▶ Task to carry out: Where a line holds the string "πρὸς", return that line.

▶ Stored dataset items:

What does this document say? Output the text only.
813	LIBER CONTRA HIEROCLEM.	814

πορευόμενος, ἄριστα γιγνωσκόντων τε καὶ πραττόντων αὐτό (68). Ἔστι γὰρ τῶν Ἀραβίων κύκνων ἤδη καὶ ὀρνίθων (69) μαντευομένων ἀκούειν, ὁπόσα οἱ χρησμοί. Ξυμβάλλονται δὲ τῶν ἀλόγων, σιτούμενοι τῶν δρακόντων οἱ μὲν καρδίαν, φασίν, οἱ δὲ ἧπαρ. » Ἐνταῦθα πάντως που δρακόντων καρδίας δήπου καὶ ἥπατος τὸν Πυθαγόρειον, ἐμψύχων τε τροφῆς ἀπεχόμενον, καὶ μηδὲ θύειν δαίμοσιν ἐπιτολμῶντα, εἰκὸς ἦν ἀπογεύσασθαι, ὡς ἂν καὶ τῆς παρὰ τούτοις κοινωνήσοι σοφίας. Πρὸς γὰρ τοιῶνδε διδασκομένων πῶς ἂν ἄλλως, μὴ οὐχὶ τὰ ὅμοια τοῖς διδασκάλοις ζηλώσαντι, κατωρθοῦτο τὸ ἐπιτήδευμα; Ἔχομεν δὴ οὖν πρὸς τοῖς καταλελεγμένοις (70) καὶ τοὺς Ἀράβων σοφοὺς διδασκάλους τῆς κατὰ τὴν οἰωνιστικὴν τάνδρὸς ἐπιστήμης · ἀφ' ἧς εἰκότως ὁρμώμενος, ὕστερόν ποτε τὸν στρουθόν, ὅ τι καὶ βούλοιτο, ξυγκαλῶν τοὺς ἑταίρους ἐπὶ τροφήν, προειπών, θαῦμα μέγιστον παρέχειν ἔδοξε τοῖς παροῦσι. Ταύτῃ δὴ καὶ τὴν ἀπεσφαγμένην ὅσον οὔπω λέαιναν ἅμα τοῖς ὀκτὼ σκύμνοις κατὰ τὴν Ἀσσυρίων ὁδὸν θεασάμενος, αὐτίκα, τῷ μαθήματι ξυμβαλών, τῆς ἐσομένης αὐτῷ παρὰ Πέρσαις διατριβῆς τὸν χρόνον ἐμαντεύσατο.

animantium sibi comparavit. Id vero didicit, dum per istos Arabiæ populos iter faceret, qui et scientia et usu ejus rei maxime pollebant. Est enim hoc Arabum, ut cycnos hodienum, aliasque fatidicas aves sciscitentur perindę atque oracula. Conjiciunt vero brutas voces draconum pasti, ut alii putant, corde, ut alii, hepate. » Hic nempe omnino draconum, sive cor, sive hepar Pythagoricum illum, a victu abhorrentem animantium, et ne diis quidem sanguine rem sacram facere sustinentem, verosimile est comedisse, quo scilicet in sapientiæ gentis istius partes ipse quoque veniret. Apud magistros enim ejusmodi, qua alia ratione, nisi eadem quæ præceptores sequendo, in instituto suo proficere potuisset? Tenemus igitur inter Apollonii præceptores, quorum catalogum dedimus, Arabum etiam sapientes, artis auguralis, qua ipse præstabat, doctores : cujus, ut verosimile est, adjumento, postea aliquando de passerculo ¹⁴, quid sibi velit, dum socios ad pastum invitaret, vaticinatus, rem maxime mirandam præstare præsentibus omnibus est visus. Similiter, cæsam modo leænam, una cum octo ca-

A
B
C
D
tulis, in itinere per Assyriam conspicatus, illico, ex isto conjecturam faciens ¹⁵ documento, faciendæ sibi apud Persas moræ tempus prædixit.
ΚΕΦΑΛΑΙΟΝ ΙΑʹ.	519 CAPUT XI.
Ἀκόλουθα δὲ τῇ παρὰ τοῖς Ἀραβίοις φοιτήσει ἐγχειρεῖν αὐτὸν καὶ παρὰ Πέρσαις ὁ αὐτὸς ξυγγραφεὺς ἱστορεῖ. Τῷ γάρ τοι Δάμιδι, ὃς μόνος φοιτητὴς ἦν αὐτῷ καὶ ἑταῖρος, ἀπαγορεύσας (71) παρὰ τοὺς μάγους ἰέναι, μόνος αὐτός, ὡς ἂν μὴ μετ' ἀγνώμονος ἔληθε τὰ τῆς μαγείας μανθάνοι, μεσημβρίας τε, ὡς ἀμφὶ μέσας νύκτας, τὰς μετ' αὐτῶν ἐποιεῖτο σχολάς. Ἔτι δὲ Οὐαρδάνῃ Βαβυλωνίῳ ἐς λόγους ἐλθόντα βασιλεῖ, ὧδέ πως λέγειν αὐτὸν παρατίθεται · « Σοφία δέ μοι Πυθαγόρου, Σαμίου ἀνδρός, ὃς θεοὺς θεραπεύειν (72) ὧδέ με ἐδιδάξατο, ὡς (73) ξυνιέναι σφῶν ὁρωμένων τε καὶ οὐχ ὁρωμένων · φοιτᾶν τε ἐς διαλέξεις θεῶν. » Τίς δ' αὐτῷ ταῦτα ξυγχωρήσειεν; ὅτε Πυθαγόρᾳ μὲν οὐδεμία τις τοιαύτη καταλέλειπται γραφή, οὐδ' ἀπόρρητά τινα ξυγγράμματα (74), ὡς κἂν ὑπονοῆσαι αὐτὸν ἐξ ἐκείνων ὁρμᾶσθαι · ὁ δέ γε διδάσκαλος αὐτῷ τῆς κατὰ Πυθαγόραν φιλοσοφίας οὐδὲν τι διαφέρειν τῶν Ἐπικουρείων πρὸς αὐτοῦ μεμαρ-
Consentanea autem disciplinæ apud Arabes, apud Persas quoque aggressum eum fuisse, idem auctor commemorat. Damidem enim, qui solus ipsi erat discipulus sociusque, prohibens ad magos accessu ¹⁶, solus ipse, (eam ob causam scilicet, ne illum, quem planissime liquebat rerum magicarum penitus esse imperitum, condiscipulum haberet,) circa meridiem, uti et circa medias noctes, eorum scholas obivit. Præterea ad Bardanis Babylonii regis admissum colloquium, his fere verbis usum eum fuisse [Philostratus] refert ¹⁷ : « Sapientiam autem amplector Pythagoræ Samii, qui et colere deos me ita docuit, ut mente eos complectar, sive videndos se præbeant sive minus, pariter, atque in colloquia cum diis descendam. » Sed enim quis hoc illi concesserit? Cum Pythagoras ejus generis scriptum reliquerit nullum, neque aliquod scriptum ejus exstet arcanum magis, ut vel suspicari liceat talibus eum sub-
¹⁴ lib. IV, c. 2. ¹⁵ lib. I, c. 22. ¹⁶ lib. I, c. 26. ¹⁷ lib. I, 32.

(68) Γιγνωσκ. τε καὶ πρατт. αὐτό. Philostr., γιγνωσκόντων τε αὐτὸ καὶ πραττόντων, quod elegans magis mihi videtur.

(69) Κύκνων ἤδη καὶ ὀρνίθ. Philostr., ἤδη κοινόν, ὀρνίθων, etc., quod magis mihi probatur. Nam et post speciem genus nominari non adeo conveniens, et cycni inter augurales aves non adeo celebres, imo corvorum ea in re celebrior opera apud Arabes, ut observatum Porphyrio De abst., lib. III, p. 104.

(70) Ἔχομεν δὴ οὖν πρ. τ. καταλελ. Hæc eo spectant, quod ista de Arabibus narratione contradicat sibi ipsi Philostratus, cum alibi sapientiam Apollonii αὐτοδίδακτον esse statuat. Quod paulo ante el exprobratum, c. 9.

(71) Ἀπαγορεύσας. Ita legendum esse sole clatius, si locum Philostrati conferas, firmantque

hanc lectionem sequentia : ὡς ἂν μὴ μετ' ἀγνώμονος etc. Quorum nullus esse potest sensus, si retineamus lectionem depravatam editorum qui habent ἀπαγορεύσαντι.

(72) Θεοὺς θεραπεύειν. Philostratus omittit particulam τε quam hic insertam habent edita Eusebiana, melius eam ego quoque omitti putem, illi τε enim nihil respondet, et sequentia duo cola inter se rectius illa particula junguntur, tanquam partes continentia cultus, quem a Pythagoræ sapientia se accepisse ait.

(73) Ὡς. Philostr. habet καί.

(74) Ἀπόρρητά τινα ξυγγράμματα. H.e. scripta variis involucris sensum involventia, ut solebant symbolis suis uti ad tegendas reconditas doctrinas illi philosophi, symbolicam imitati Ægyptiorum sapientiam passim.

▶ Answer to this task:
πορευόμενος, ἄριστα γιγνωσκόντων τε καὶ πραττόντων αὐτό (68). Ἔστι γὰρ τῶν Ἀραβίων κύκνων ἤδη καὶ ὀρνίθων (69) μαντευομένων ἀκούειν, ὁπόσα οἱ χρησμοί. Ξυμβάλλονται δὲ τῶν ἀλόγων, σιτούμενοι τῶν δρακόντων οἱ μὲν καρδίαν, φασίν, οἱ δὲ ἧπαρ. » Ἐνταῦθα πάντως που δρακόντων καρδίας δήπου καὶ ἥπατος τὸν Πυθαγόρειον, ἐμψύχων τε τροφῆς ἀπεχόμενον, καὶ μηδὲ θύειν δαίμοσιν ἐπιτολμῶντα, εἰκὸς ἦν ἀπογεύσασθαι, ὡς ἂν καὶ τῆς παρὰ τούτοις κοινωνήσοι σοφίας. Πρὸς γὰρ τοιῶνδε διδασκομένων πῶς ἂν ἄλλως, μὴ οὐχὶ τὰ ὅμοια τοῖς διδασκάλοις ζηλώσαντι, κατωρθοῦτο τὸ ἐπιτήδευμα; Ἔχομεν δὴ οὖν πρὸς τοῖς καταλελεγμένοις (70) καὶ τοὺς Ἀράβων σοφοὺς διδασκάλους τῆς κατὰ τὴν οἰωνιστικὴν τάνδρὸς ἐπιστήμης · ἀφ' ἧς εἰκότως ὁρμώμενος, ὕστερόν ποτε τὸν στρουθόν, ὅ τι καὶ βούλοιτο, ξυγκαλῶν τοὺς ἑταίρους ἐπὶ τροφήν, προειπών, θαῦμα μέγιστον παρέχειν ἔδοξε τοῖς παροῦσι. Ταύτῃ δὴ καὶ τὴν ἀπεσφαγμένην ὅσον οὔπω λέαιναν ἅμα τοῖς ὀκτὼ σκύμνοις κατὰ τὴν Ἀσσυρίων ὁδὸν θεασάμενος, αὐτίκα, τῷ μαθήματι ξυμβαλών, τῆς ἐσομένης αὐτῷ παρὰ Πέρσαις διατριβῆς τὸν χρόνον ἐμαντεύσατο.
Ἀκόλουθα δὲ τῇ παρὰ τοῖς Ἀραβίοις φοιτήσει ἐγχειρεῖν αὐτὸν καὶ παρὰ Πέρσαις ὁ αὐτὸς ξυγγραφεὺς ἱστορεῖ. Τῷ γάρ τοι Δάμιδι, ὃς μόνος φοιτητὴς ἦν αὐτῷ καὶ ἑταῖρος, ἀπαγορεύσας (71) παρὰ τοὺς μάγους ἰέναι, μόνος αὐτός, ὡς ἂν μὴ μετ' ἀγνώμονος ἔληθε τὰ τῆς μαγείας μανθάνοι, μεσημβρίας τε, ὡς ἀμφὶ μέσας νύκτας, τὰς μετ' αὐτῶν ἐποιεῖτο σχολάς. Ἔτι δὲ Οὐαρδάνῃ Βαβυλωνίῳ ἐς λόγους ἐλθόντα βασιλεῖ, ὧδέ πως λέγειν αὐτὸν παρατίθεται · « Σοφία δέ μοι Πυθαγόρου, Σαμίου ἀνδρός, ὃς θεοὺς θεραπεύειν (72) ὧδέ με ἐδιδάξατο, ὡς (73) ξυνιέναι σφῶν ὁρωμένων τε καὶ οὐχ ὁρωμένων · φοιτᾶν τε ἐς διαλέξεις θεῶν. » Τίς δ' αὐτῷ ταῦτα ξυγχωρήσειεν; ὅτε Πυθαγόρᾳ μὲν οὐδεμία τις τοιαύτη καταλέλειπται γραφή, οὐδ' ἀπόρρητά τινα ξυγγράμματα (74), ὡς κἂν ὑπονοῆσαι αὐτὸν ἐξ ἐκείνων ὁρμᾶσθαι · ὁ δέ γε διδάσκαλος αὐτῷ τῆς κατὰ Πυθαγόραν φιλοσοφίας οὐδὲν τι διαφέρειν τῶν Ἐπικουρείων πρὸς αὐτοῦ μεμαρ-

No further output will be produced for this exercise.